Where a line of the listing below includes the word "student", reproduce that line.

====== PROVIDED DATA ======

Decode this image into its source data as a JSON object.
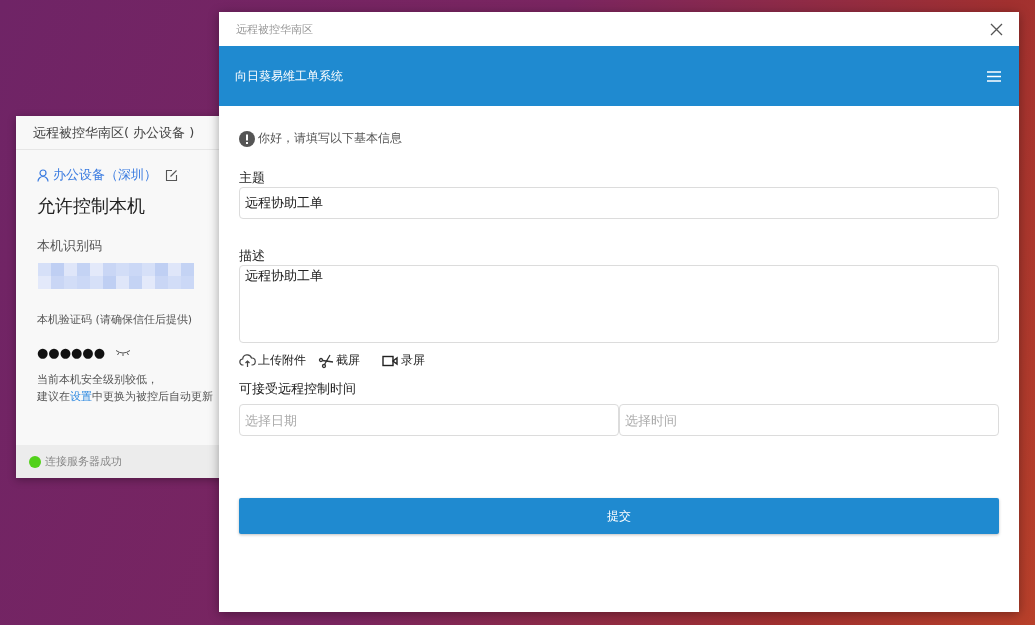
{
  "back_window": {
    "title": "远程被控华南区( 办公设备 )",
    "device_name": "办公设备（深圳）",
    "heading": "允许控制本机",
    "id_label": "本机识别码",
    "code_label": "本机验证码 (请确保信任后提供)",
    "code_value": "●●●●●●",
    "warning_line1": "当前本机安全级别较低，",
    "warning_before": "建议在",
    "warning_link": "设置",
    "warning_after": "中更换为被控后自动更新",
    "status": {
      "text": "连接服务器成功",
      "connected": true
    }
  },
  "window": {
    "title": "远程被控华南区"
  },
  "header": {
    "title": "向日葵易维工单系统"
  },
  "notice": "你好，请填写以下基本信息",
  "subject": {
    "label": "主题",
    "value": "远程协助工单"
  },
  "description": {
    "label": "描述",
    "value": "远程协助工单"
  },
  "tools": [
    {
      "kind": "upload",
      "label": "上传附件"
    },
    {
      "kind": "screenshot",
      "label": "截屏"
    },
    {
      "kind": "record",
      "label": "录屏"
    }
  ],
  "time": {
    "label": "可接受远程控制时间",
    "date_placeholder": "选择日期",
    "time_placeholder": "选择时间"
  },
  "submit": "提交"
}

======
====== PROVIDED DATA ======

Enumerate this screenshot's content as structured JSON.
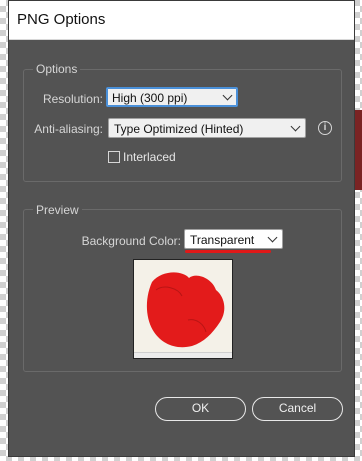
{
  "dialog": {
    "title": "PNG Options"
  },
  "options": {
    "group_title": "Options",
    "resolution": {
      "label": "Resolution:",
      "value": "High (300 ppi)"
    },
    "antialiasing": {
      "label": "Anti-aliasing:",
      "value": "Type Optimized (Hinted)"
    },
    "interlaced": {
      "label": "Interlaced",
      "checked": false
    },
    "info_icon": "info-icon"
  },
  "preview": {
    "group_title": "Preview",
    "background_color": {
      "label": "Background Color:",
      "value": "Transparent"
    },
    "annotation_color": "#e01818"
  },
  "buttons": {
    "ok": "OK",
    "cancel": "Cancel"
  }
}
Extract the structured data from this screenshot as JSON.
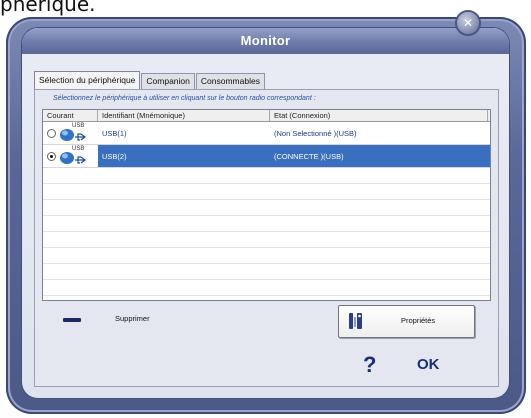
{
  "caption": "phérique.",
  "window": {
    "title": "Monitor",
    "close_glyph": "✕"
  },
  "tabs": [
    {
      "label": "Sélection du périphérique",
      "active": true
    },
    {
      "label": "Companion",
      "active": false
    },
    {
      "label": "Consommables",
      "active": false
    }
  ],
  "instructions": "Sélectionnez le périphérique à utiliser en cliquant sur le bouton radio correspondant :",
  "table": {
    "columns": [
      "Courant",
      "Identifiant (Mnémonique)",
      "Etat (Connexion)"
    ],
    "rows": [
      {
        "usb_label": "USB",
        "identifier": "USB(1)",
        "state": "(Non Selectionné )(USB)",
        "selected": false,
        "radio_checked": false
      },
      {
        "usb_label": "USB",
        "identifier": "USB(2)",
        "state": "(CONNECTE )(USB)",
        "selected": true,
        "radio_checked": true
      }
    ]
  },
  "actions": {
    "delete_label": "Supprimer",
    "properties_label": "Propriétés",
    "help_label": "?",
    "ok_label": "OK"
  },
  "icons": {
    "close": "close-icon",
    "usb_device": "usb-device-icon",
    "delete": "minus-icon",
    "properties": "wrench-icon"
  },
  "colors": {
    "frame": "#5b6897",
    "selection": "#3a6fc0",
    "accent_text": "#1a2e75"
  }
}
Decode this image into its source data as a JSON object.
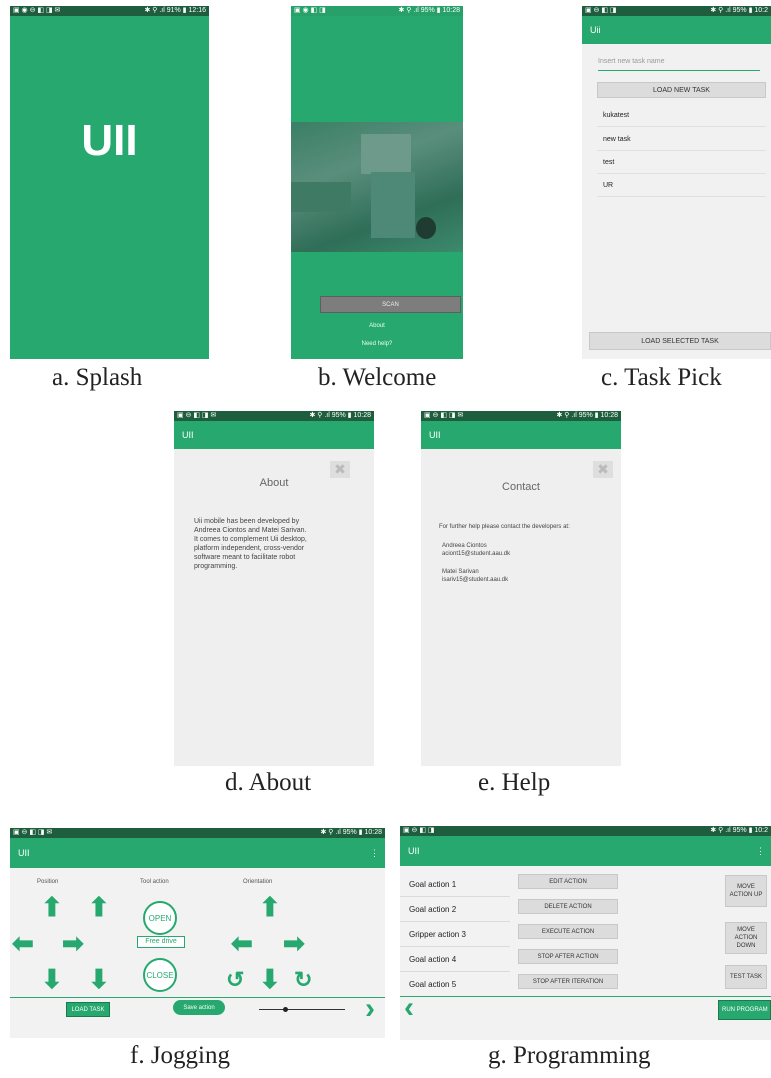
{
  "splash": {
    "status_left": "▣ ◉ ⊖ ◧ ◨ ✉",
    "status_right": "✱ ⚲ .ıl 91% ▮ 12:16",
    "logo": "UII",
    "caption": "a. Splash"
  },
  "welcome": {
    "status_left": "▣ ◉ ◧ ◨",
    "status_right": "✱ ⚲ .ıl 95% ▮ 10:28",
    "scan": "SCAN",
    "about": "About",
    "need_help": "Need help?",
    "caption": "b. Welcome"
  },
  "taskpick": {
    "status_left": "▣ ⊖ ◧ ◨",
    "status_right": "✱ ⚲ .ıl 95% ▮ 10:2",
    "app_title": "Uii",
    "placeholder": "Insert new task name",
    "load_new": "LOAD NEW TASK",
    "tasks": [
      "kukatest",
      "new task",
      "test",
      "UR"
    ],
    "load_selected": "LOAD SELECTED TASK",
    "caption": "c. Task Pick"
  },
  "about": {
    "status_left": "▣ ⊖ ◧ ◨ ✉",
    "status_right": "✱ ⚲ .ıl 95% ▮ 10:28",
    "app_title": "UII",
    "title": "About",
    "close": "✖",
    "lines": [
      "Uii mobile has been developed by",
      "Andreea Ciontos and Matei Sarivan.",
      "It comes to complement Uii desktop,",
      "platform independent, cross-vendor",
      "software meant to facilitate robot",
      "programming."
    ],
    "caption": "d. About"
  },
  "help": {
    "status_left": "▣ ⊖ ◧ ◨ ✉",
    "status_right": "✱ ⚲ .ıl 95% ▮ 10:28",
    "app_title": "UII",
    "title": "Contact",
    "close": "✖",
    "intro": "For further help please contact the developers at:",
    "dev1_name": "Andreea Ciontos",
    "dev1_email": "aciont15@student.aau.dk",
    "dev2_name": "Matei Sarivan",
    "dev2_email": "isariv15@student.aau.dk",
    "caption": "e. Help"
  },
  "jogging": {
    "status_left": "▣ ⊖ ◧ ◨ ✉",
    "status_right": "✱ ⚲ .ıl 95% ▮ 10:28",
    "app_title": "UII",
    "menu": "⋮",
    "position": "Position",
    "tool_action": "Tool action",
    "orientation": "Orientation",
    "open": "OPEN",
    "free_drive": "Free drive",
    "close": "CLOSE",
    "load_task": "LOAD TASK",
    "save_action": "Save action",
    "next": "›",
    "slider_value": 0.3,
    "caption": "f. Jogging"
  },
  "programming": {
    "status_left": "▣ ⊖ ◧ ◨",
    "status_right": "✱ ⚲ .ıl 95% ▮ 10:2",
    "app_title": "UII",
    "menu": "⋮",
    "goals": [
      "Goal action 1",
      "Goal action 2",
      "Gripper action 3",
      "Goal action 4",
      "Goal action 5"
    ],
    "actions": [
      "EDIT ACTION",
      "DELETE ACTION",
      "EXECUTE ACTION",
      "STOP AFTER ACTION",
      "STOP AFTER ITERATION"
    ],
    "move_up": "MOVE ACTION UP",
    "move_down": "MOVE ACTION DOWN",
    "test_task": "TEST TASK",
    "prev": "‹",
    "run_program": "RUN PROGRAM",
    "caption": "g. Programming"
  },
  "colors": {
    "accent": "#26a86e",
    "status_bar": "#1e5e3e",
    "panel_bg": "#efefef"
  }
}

======

**EXERCISE ANSWER**:
    "dev1_email": "aciont15@student.aau.dk",
    "dev2_email": "isariv15@student.aau.dk",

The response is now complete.